Extract every line of the material below and reproduce it faithfully.

## [Dataset records]

◇ ◇ ◇ ◇

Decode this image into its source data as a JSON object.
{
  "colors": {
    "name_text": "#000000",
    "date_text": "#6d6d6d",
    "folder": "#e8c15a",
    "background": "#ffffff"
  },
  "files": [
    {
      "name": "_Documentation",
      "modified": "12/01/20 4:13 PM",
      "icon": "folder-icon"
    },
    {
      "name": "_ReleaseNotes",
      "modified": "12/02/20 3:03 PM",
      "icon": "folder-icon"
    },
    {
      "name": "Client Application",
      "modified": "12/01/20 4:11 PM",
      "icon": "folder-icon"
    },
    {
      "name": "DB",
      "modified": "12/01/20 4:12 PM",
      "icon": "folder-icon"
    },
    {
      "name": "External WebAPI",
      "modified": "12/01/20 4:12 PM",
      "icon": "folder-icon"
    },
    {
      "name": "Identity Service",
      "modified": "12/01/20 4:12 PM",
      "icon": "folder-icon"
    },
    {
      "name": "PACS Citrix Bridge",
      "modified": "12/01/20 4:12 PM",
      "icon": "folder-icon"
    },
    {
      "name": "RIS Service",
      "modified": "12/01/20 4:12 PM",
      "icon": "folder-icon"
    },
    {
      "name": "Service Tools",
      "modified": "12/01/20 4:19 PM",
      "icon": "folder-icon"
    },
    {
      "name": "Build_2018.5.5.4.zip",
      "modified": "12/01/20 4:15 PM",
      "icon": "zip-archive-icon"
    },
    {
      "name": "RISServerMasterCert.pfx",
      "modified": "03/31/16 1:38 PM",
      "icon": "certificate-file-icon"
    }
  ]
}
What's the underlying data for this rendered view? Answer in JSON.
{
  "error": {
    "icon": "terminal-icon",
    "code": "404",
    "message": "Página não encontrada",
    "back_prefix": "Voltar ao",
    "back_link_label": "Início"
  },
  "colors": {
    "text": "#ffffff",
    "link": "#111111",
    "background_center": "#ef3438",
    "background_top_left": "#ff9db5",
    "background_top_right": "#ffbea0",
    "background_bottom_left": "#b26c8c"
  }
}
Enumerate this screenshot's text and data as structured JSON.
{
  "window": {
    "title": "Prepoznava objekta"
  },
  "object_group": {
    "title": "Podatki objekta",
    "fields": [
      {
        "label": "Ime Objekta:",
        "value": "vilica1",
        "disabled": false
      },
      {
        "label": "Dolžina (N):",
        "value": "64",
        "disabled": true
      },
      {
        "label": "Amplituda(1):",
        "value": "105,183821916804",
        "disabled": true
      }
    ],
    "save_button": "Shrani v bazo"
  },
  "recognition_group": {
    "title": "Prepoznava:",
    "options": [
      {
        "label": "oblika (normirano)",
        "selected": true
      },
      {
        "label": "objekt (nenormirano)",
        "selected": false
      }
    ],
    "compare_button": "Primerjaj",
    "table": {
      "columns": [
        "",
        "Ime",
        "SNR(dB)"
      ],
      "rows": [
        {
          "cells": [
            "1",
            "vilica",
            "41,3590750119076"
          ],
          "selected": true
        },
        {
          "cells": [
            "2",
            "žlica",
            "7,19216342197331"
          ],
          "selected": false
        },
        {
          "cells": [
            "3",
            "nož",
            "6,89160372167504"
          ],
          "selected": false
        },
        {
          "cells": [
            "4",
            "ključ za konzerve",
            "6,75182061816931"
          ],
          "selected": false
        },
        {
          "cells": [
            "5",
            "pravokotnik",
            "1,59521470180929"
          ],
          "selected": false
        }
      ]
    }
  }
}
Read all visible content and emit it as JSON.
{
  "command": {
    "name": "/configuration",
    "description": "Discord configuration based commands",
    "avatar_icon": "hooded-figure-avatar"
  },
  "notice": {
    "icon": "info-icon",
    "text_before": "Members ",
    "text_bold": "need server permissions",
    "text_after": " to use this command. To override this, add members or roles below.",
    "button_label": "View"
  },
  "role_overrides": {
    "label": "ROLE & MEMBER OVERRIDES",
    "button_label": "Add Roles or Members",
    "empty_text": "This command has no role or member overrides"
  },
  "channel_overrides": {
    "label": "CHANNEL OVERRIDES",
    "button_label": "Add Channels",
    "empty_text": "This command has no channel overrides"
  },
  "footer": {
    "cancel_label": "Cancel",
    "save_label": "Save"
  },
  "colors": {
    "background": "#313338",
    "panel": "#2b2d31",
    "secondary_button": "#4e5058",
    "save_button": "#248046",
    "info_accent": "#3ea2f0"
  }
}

◇ ◇ ◇ ◇

## [FULL ANSWER]
Decode this image into its source data as a JSON object.
{
  "colors": {
    "name_text": "#000000",
    "date_text": "#6d6d6d",
    "folder": "#e8c15a",
    "background": "#ffffff"
  },
  "files": [
    {
      "name": "_Documentation",
      "modified": "12/01/20 4:13 PM",
      "icon": "folder-icon"
    },
    {
      "name": "_ReleaseNotes",
      "modified": "12/02/20 3:03 PM",
      "icon": "folder-icon"
    },
    {
      "name": "Client Application",
      "modified": "12/01/20 4:11 PM",
      "icon": "folder-icon"
    },
    {
      "name": "DB",
      "modified": "12/01/20 4:12 PM",
      "icon": "folder-icon"
    },
    {
      "name": "External WebAPI",
      "modified": "12/01/20 4:12 PM",
      "icon": "folder-icon"
    },
    {
      "name": "Identity Service",
      "modified": "12/01/20 4:12 PM",
      "icon": "folder-icon"
    },
    {
      "name": "PACS Citrix Bridge",
      "modified": "12/01/20 4:12 PM",
      "icon": "folder-icon"
    },
    {
      "name": "RIS Service",
      "modified": "12/01/20 4:12 PM",
      "icon": "folder-icon"
    },
    {
      "name": "Service Tools",
      "modified": "12/01/20 4:19 PM",
      "icon": "folder-icon"
    },
    {
      "name": "Build_2018.5.5.4.zip",
      "modified": "12/01/20 4:15 PM",
      "icon": "zip-archive-icon"
    },
    {
      "name": "RISServerMasterCert.pfx",
      "modified": "03/31/16 1:38 PM",
      "icon": "certificate-file-icon"
    }
  ]
}
What's the underlying data for this rendered view? Answer in JSON.
{
  "error": {
    "icon": "terminal-icon",
    "code": "404",
    "message": "Página não encontrada",
    "back_prefix": "Voltar ao",
    "back_link_label": "Início"
  },
  "colors": {
    "text": "#ffffff",
    "link": "#111111",
    "background_center": "#ef3438",
    "background_top_left": "#ff9db5",
    "background_top_right": "#ffbea0",
    "background_bottom_left": "#b26c8c"
  }
}
Enumerate this screenshot's text and data as structured JSON.
{
  "window": {
    "title": "Prepoznava objekta"
  },
  "object_group": {
    "title": "Podatki objekta",
    "fields": [
      {
        "label": "Ime Objekta:",
        "value": "vilica1",
        "disabled": false
      },
      {
        "label": "Dolžina (N):",
        "value": "64",
        "disabled": true
      },
      {
        "label": "Amplituda(1):",
        "value": "105,183821916804",
        "disabled": true
      }
    ],
    "save_button": "Shrani v bazo"
  },
  "recognition_group": {
    "title": "Prepoznava:",
    "options": [
      {
        "label": "oblika (normirano)",
        "selected": true
      },
      {
        "label": "objekt (nenormirano)",
        "selected": false
      }
    ],
    "compare_button": "Primerjaj",
    "table": {
      "columns": [
        "",
        "Ime",
        "SNR(dB)"
      ],
      "rows": [
        {
          "cells": [
            "1",
            "vilica",
            "41,3590750119076"
          ],
          "selected": true
        },
        {
          "cells": [
            "2",
            "žlica",
            "7,19216342197331"
          ],
          "selected": false
        },
        {
          "cells": [
            "3",
            "nož",
            "6,89160372167504"
          ],
          "selected": false
        },
        {
          "cells": [
            "4",
            "ključ za konzerve",
            "6,75182061816931"
          ],
          "selected": false
        },
        {
          "cells": [
            "5",
            "pravokotnik",
            "1,59521470180929"
          ],
          "selected": false
        }
      ]
    }
  }
}
Read all visible content and emit it as JSON.
{
  "command": {
    "name": "/configuration",
    "description": "Discord configuration based commands",
    "avatar_icon": "hooded-figure-avatar"
  },
  "notice": {
    "icon": "info-icon",
    "text_before": "Members ",
    "text_bold": "need server permissions",
    "text_after": " to use this command. To override this, add members or roles below.",
    "button_label": "View"
  },
  "role_overrides": {
    "label": "ROLE & MEMBER OVERRIDES",
    "button_label": "Add Roles or Members",
    "empty_text": "This command has no role or member overrides"
  },
  "channel_overrides": {
    "label": "CHANNEL OVERRIDES",
    "button_label": "Add Channels",
    "empty_text": "This command has no channel overrides"
  },
  "footer": {
    "cancel_label": "Cancel",
    "save_label": "Save"
  },
  "colors": {
    "background": "#313338",
    "panel": "#2b2d31",
    "secondary_button": "#4e5058",
    "save_button": "#248046",
    "info_accent": "#3ea2f0"
  }
}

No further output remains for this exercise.